What needs to be done: Images must not appear in your copy; reproduce every other part of the records exactly.
*** The input ***
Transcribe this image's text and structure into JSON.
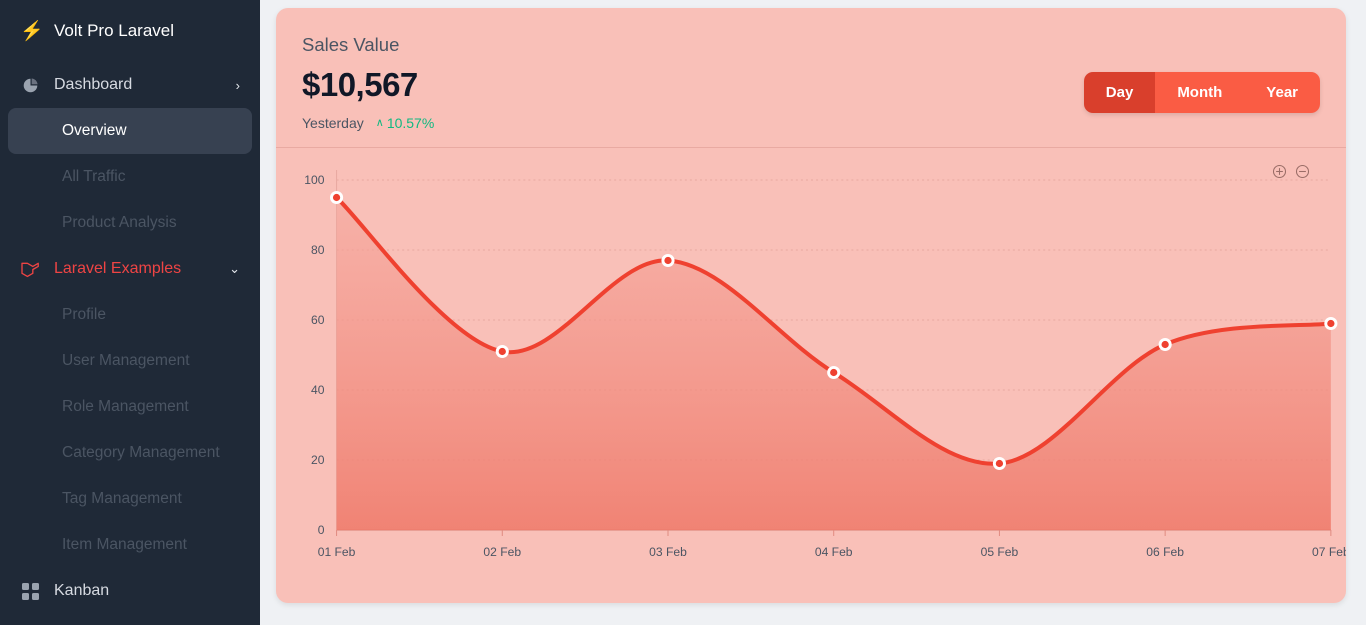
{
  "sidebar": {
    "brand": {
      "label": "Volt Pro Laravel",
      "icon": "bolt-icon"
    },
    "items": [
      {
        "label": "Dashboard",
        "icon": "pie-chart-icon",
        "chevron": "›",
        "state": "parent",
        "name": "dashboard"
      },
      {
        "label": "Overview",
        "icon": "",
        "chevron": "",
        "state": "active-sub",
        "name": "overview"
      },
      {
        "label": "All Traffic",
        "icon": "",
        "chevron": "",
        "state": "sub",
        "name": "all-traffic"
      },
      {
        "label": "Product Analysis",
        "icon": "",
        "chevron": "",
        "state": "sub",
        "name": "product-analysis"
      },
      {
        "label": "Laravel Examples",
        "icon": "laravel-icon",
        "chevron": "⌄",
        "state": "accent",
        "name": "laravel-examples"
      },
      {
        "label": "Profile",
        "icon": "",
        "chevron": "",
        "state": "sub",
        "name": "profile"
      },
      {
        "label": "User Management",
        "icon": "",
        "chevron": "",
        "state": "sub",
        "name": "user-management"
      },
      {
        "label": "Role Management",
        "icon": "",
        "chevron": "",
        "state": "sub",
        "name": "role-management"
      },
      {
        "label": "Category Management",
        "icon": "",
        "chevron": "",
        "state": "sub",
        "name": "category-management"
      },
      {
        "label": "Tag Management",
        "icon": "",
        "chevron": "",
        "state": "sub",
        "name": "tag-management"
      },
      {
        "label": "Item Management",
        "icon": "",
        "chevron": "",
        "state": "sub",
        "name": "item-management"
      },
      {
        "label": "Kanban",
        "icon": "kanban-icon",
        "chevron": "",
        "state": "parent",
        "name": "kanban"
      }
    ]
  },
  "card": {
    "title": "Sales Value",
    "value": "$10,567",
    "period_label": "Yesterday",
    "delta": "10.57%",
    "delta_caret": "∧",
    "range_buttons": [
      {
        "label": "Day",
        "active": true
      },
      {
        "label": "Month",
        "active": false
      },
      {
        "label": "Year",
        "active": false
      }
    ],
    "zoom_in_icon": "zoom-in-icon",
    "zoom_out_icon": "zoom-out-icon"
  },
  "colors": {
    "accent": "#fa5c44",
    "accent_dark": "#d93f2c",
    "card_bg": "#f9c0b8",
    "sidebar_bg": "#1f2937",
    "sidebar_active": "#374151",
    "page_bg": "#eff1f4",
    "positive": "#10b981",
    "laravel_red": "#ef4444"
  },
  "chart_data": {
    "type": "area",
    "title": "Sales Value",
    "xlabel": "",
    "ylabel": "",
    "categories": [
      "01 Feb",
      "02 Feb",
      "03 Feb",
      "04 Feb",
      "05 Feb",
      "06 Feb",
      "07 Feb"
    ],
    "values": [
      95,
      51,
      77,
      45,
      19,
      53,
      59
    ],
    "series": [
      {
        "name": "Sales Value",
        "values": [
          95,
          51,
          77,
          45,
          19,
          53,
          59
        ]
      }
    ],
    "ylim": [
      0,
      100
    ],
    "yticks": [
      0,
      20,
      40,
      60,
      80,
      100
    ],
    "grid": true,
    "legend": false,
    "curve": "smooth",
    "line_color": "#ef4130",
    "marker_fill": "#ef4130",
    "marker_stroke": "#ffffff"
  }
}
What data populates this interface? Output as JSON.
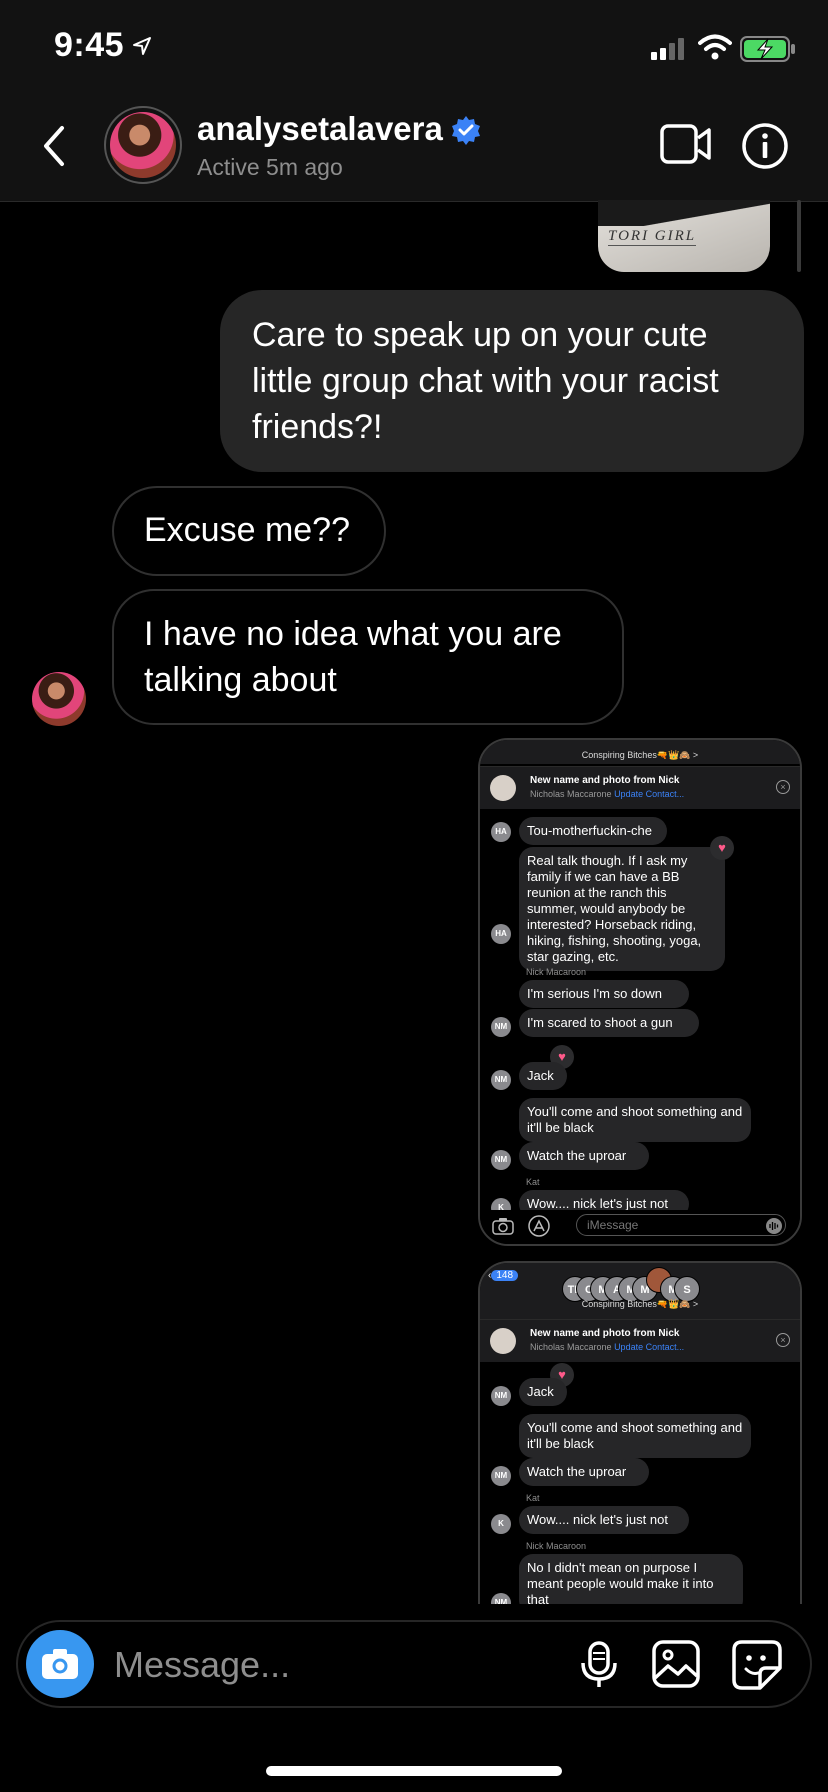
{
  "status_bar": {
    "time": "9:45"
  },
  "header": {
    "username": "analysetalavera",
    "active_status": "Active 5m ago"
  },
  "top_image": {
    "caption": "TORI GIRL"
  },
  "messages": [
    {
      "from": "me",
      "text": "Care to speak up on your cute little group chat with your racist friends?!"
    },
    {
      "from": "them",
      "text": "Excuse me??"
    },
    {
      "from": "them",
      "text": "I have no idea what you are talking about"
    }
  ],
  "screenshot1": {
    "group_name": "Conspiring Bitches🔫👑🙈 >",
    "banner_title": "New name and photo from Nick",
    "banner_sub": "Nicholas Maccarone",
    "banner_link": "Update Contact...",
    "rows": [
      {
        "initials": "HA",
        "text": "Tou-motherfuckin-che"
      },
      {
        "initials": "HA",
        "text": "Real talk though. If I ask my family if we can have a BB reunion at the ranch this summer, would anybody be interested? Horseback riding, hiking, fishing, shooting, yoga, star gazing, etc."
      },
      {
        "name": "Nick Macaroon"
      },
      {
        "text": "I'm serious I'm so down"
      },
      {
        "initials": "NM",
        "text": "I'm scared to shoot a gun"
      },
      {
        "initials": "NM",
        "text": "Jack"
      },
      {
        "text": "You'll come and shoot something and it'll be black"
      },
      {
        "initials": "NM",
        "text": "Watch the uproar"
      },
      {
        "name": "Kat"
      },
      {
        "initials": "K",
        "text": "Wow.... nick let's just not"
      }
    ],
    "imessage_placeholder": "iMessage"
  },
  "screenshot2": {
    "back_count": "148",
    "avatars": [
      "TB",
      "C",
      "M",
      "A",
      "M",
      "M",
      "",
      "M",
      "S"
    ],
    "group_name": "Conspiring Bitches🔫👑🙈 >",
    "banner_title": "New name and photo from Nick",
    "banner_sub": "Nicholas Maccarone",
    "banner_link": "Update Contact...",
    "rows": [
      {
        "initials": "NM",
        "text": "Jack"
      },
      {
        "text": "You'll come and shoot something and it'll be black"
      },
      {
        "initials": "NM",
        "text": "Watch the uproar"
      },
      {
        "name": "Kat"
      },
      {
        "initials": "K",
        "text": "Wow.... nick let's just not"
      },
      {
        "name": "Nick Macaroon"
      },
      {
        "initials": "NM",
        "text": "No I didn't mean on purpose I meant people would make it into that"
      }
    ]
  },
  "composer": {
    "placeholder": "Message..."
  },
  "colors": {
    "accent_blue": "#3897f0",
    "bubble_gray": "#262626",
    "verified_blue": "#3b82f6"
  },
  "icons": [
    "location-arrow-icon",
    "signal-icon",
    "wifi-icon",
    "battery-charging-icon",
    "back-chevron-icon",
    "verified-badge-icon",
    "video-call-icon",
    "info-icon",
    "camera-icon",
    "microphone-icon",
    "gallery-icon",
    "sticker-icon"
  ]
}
***
Full answer:
Transcribe this image's text and structure into JSON.
{
  "sidebar": {
    "brand": {
      "label": "Volt Pro Laravel",
      "icon": "bolt-icon"
    },
    "items": [
      {
        "label": "Dashboard",
        "icon": "pie-chart-icon",
        "chevron": "›",
        "state": "parent",
        "name": "dashboard"
      },
      {
        "label": "Overview",
        "icon": "",
        "chevron": "",
        "state": "active-sub",
        "name": "overview"
      },
      {
        "label": "All Traffic",
        "icon": "",
        "chevron": "",
        "state": "sub",
        "name": "all-traffic"
      },
      {
        "label": "Product Analysis",
        "icon": "",
        "chevron": "",
        "state": "sub",
        "name": "product-analysis"
      },
      {
        "label": "Laravel Examples",
        "icon": "laravel-icon",
        "chevron": "⌄",
        "state": "accent",
        "name": "laravel-examples"
      },
      {
        "label": "Profile",
        "icon": "",
        "chevron": "",
        "state": "sub",
        "name": "profile"
      },
      {
        "label": "User Management",
        "icon": "",
        "chevron": "",
        "state": "sub",
        "name": "user-management"
      },
      {
        "label": "Role Management",
        "icon": "",
        "chevron": "",
        "state": "sub",
        "name": "role-management"
      },
      {
        "label": "Category Management",
        "icon": "",
        "chevron": "",
        "state": "sub",
        "name": "category-management"
      },
      {
        "label": "Tag Management",
        "icon": "",
        "chevron": "",
        "state": "sub",
        "name": "tag-management"
      },
      {
        "label": "Item Management",
        "icon": "",
        "chevron": "",
        "state": "sub",
        "name": "item-management"
      },
      {
        "label": "Kanban",
        "icon": "kanban-icon",
        "chevron": "",
        "state": "parent",
        "name": "kanban"
      }
    ]
  },
  "card": {
    "title": "Sales Value",
    "value": "$10,567",
    "period_label": "Yesterday",
    "delta": "10.57%",
    "delta_caret": "∧",
    "range_buttons": [
      {
        "label": "Day",
        "active": true
      },
      {
        "label": "Month",
        "active": false
      },
      {
        "label": "Year",
        "active": false
      }
    ],
    "zoom_in_icon": "zoom-in-icon",
    "zoom_out_icon": "zoom-out-icon"
  },
  "colors": {
    "accent": "#fa5c44",
    "accent_dark": "#d93f2c",
    "card_bg": "#f9c0b8",
    "sidebar_bg": "#1f2937",
    "sidebar_active": "#374151",
    "page_bg": "#eff1f4",
    "positive": "#10b981",
    "laravel_red": "#ef4444"
  },
  "chart_data": {
    "type": "area",
    "title": "Sales Value",
    "xlabel": "",
    "ylabel": "",
    "categories": [
      "01 Feb",
      "02 Feb",
      "03 Feb",
      "04 Feb",
      "05 Feb",
      "06 Feb",
      "07 Feb"
    ],
    "values": [
      95,
      51,
      77,
      45,
      19,
      53,
      59
    ],
    "series": [
      {
        "name": "Sales Value",
        "values": [
          95,
          51,
          77,
          45,
          19,
          53,
          59
        ]
      }
    ],
    "ylim": [
      0,
      100
    ],
    "yticks": [
      0,
      20,
      40,
      60,
      80,
      100
    ],
    "grid": true,
    "legend": false,
    "curve": "smooth",
    "line_color": "#ef4130",
    "marker_fill": "#ef4130",
    "marker_stroke": "#ffffff"
  }
}
What data populates this interface? Output as JSON.
{
  "status_bar": {
    "time": "9:45"
  },
  "header": {
    "username": "analysetalavera",
    "active_status": "Active 5m ago"
  },
  "top_image": {
    "caption": "TORI GIRL"
  },
  "messages": [
    {
      "from": "me",
      "text": "Care to speak up on your cute little group chat with your racist friends?!"
    },
    {
      "from": "them",
      "text": "Excuse me??"
    },
    {
      "from": "them",
      "text": "I have no idea what you are talking about"
    }
  ],
  "screenshot1": {
    "group_name": "Conspiring Bitches🔫👑🙈 >",
    "banner_title": "New name and photo from Nick",
    "banner_sub": "Nicholas Maccarone",
    "banner_link": "Update Contact...",
    "rows": [
      {
        "initials": "HA",
        "text": "Tou-motherfuckin-che"
      },
      {
        "initials": "HA",
        "text": "Real talk though. If I ask my family if we can have a BB reunion at the ranch this summer, would anybody be interested? Horseback riding, hiking, fishing, shooting, yoga, star gazing, etc."
      },
      {
        "name": "Nick Macaroon"
      },
      {
        "text": "I'm serious I'm so down"
      },
      {
        "initials": "NM",
        "text": "I'm scared to shoot a gun"
      },
      {
        "initials": "NM",
        "text": "Jack"
      },
      {
        "text": "You'll come and shoot something and it'll be black"
      },
      {
        "initials": "NM",
        "text": "Watch the uproar"
      },
      {
        "name": "Kat"
      },
      {
        "initials": "K",
        "text": "Wow.... nick let's just not"
      }
    ],
    "imessage_placeholder": "iMessage"
  },
  "screenshot2": {
    "back_count": "148",
    "avatars": [
      "TB",
      "C",
      "M",
      "A",
      "M",
      "M",
      "",
      "M",
      "S"
    ],
    "group_name": "Conspiring Bitches🔫👑🙈 >",
    "banner_title": "New name and photo from Nick",
    "banner_sub": "Nicholas Maccarone",
    "banner_link": "Update Contact...",
    "rows": [
      {
        "initials": "NM",
        "text": "Jack"
      },
      {
        "text": "You'll come and shoot something and it'll be black"
      },
      {
        "initials": "NM",
        "text": "Watch the uproar"
      },
      {
        "name": "Kat"
      },
      {
        "initials": "K",
        "text": "Wow.... nick let's just not"
      },
      {
        "name": "Nick Macaroon"
      },
      {
        "initials": "NM",
        "text": "No I didn't mean on purpose I meant people would make it into that"
      }
    ]
  },
  "composer": {
    "placeholder": "Message..."
  },
  "colors": {
    "accent_blue": "#3897f0",
    "bubble_gray": "#262626",
    "verified_blue": "#3b82f6"
  },
  "icons": [
    "location-arrow-icon",
    "signal-icon",
    "wifi-icon",
    "battery-charging-icon",
    "back-chevron-icon",
    "verified-badge-icon",
    "video-call-icon",
    "info-icon",
    "camera-icon",
    "microphone-icon",
    "gallery-icon",
    "sticker-icon"
  ]
}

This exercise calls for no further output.